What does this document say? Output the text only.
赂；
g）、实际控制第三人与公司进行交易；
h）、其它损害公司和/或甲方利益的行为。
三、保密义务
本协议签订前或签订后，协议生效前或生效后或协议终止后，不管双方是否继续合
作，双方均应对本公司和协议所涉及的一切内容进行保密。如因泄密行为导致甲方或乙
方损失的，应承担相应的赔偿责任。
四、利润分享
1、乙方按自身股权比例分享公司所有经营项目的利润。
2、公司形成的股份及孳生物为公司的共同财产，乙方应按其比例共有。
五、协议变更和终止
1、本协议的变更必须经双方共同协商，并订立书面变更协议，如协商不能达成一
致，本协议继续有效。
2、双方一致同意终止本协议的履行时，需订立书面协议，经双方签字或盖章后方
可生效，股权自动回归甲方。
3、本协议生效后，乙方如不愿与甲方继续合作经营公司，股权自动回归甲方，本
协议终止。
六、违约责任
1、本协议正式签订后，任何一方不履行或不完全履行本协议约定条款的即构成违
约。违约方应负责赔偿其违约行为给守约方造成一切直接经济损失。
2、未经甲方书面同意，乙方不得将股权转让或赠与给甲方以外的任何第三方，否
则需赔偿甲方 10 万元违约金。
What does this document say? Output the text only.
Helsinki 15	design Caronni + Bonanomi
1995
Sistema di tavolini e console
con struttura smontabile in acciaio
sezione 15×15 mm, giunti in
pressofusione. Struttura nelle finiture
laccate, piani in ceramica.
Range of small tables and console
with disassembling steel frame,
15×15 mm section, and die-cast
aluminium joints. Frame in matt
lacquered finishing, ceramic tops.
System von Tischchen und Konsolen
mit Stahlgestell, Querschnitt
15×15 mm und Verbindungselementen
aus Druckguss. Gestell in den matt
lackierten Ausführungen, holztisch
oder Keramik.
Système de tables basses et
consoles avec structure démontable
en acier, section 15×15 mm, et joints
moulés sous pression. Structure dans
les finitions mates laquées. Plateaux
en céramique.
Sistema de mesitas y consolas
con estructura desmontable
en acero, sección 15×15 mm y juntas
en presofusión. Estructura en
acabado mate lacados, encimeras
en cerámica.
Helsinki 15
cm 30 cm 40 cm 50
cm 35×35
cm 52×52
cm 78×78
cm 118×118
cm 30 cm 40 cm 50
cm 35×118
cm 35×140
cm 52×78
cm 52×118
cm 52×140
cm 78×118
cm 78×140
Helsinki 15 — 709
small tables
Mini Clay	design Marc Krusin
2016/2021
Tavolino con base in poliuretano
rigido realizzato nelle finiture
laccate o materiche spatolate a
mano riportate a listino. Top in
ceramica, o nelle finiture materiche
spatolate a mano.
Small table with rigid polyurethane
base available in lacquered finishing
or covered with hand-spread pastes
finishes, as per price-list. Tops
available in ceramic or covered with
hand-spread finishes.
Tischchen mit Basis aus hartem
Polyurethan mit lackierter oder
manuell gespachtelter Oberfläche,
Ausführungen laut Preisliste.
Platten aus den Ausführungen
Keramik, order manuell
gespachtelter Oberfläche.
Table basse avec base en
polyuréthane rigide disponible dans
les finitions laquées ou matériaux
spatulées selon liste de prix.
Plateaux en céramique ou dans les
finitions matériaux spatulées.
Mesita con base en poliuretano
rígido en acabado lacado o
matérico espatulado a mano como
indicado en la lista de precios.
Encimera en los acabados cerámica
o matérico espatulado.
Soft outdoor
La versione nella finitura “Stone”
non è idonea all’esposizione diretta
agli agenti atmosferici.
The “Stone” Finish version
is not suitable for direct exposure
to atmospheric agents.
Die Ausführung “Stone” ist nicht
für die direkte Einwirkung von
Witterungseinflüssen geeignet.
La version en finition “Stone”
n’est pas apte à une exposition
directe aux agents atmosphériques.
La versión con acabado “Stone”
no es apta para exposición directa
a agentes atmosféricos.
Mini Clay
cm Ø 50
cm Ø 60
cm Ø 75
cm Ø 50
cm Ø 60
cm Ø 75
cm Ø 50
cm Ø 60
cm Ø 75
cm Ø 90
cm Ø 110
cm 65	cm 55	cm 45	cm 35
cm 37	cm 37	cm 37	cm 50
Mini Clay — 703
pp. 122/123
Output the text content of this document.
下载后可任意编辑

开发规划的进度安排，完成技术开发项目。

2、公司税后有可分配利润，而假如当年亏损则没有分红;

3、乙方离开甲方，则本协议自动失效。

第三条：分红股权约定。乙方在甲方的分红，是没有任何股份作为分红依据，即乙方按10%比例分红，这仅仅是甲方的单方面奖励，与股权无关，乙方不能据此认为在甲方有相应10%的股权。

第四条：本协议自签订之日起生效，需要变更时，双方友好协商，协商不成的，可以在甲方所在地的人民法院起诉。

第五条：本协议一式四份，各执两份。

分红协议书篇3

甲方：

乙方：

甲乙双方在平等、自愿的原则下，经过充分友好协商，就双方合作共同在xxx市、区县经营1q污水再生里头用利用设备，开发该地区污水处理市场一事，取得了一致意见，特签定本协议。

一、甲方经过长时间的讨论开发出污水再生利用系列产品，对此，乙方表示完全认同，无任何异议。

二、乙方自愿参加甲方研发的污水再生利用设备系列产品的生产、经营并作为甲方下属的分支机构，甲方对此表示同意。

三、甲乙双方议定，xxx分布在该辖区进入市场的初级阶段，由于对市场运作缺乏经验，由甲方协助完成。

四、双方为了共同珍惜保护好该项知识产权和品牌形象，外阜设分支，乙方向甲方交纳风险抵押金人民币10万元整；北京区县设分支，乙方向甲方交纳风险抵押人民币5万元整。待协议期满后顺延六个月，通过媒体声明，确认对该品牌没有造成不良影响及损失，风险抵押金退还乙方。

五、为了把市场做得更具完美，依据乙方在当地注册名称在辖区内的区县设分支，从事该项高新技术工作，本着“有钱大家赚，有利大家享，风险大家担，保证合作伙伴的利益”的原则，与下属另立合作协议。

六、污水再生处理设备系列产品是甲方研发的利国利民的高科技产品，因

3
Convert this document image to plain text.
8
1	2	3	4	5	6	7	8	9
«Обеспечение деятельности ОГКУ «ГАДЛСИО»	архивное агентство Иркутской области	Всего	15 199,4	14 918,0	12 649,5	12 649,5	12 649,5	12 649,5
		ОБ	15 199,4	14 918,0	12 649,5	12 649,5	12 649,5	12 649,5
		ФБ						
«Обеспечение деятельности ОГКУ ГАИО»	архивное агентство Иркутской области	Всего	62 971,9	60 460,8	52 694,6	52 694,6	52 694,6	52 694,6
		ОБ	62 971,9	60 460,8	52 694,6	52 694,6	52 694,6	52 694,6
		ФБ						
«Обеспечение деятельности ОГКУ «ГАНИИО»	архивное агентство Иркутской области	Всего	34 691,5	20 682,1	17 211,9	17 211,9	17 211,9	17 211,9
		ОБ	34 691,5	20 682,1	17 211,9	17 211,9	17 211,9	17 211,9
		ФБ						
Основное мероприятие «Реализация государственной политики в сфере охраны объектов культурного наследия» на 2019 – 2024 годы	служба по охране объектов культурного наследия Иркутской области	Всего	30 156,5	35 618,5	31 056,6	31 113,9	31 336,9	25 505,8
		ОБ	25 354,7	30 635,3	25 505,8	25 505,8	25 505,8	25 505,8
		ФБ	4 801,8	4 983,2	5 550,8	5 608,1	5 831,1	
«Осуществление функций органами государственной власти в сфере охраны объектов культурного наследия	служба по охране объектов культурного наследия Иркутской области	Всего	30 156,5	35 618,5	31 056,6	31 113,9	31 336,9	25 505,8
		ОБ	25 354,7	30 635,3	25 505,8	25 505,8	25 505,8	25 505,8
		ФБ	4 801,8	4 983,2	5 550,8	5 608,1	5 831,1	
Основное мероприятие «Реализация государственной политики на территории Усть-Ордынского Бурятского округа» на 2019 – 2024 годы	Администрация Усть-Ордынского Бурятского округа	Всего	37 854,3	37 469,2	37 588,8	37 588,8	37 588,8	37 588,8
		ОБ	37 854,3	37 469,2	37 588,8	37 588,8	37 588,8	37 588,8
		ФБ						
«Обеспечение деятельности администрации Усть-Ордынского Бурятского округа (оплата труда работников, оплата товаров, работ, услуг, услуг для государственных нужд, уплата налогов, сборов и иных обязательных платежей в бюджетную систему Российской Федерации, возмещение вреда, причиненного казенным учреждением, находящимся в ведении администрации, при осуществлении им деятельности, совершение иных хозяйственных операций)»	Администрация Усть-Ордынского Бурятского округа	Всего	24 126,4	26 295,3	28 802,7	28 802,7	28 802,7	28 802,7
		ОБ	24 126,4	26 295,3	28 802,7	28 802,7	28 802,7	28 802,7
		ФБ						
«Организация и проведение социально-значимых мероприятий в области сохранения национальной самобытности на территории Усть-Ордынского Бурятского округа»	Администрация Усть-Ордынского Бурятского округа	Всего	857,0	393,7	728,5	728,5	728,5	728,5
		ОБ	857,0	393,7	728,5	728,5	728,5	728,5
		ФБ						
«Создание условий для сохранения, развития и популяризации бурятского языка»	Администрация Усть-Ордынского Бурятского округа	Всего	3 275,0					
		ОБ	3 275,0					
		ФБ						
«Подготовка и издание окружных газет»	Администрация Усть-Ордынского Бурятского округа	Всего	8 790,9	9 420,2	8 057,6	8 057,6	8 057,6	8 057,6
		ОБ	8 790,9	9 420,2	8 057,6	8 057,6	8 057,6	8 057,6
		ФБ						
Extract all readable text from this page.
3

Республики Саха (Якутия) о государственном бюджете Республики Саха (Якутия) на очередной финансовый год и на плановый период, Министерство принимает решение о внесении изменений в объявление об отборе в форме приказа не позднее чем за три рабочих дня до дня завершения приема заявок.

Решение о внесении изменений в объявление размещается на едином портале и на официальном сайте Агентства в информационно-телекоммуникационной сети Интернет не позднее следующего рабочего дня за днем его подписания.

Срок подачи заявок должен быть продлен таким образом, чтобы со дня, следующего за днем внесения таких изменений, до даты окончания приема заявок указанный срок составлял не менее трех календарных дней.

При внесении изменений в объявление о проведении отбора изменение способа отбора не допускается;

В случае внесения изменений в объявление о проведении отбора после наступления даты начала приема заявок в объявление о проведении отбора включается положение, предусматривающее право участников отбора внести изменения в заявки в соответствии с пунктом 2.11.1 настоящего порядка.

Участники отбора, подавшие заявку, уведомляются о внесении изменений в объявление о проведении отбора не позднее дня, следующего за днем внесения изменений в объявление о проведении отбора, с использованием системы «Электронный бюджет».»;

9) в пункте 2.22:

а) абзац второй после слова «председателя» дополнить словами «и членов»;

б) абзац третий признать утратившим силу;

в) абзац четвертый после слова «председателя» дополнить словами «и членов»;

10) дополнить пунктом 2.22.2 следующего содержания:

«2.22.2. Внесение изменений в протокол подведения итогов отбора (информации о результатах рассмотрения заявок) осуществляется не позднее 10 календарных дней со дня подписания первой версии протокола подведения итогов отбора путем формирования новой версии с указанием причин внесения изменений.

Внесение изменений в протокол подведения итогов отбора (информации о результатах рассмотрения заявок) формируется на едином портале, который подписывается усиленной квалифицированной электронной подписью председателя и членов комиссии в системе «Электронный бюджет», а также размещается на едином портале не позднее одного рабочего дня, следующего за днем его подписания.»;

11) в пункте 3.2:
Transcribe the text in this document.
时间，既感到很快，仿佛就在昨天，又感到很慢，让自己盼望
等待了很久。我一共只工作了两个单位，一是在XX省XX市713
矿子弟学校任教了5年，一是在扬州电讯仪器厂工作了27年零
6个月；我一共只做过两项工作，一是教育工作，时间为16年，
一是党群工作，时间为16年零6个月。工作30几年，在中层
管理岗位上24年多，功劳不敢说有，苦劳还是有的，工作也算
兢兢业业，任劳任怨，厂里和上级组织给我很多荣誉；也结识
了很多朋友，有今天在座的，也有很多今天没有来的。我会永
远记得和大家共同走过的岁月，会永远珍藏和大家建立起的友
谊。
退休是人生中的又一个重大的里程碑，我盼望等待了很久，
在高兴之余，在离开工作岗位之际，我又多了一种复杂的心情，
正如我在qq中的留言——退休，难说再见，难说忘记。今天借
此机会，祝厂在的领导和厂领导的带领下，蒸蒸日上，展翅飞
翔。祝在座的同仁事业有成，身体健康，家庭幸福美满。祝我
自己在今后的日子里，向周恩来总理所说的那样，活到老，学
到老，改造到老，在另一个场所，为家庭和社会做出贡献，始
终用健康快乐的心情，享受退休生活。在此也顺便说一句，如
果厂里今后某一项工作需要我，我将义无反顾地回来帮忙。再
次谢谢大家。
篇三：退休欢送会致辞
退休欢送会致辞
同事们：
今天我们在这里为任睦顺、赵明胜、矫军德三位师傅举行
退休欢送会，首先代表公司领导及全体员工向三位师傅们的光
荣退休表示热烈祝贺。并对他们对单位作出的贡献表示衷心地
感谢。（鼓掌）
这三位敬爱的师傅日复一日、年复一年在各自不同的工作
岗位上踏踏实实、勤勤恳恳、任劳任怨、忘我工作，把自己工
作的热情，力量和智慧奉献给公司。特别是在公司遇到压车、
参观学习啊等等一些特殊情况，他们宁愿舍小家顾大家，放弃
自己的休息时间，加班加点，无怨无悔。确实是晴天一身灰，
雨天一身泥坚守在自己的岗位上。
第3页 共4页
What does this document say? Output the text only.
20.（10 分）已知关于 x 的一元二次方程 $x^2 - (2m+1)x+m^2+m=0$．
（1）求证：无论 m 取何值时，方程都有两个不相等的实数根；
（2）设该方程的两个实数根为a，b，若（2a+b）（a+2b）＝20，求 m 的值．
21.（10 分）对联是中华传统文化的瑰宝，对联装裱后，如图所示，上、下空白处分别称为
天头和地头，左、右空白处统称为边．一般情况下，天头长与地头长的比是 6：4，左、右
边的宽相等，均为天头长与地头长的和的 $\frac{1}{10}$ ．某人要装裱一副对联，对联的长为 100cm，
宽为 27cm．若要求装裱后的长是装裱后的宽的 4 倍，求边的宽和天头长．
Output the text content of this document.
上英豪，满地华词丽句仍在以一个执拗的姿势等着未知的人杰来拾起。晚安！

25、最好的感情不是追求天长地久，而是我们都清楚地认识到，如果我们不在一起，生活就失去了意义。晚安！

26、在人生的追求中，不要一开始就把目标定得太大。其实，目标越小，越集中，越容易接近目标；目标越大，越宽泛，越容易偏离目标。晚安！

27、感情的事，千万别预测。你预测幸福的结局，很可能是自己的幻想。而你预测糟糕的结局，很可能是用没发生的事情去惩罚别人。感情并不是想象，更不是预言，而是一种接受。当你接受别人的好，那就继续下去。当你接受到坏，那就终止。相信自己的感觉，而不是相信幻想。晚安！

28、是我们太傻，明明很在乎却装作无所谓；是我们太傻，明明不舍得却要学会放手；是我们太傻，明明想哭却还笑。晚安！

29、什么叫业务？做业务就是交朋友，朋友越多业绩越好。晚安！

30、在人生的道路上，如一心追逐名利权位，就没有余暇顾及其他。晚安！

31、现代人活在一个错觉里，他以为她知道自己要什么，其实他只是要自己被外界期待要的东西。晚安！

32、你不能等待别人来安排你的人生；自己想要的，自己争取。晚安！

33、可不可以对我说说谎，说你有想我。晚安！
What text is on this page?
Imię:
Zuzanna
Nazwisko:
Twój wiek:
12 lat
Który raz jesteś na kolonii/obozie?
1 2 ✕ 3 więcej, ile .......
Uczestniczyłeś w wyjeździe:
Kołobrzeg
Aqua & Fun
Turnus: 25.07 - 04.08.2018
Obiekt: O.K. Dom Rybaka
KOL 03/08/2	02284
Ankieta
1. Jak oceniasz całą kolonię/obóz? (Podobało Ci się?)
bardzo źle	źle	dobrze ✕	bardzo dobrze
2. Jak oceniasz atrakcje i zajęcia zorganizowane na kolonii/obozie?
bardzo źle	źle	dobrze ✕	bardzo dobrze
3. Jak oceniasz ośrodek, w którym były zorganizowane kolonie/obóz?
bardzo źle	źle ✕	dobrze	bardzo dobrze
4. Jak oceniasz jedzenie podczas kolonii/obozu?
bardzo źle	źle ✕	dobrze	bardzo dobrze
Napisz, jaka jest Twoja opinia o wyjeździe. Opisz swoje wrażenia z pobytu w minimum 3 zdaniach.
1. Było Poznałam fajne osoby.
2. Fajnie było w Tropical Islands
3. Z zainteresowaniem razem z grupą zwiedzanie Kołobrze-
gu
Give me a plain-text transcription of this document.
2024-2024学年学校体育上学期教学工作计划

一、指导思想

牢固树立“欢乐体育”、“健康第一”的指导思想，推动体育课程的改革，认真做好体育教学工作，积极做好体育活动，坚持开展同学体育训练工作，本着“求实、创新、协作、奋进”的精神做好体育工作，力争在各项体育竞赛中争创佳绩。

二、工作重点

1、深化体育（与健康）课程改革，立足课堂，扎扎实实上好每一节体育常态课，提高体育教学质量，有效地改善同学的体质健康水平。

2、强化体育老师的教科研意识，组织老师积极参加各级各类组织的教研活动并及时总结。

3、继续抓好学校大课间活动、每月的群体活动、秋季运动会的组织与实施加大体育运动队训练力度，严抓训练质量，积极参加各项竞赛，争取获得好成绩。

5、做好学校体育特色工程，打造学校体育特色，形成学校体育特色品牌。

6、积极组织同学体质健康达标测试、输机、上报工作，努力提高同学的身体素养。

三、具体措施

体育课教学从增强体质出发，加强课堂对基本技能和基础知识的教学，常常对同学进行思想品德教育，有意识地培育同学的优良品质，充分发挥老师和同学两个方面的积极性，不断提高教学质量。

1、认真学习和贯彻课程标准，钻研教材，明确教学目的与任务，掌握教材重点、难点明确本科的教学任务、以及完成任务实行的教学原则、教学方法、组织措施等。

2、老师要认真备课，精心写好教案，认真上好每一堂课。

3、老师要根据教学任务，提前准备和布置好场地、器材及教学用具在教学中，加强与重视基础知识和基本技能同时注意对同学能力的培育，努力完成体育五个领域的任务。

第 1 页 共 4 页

# # # #

## WORK REQUIRED:
Choose all lines containing the string "dans" and copy them out.

## COMPLETED EXERCISE:
moulés sous pression. Structure dans
polyuréthane rigide disponible dans
Plateaux en céramique ou dans les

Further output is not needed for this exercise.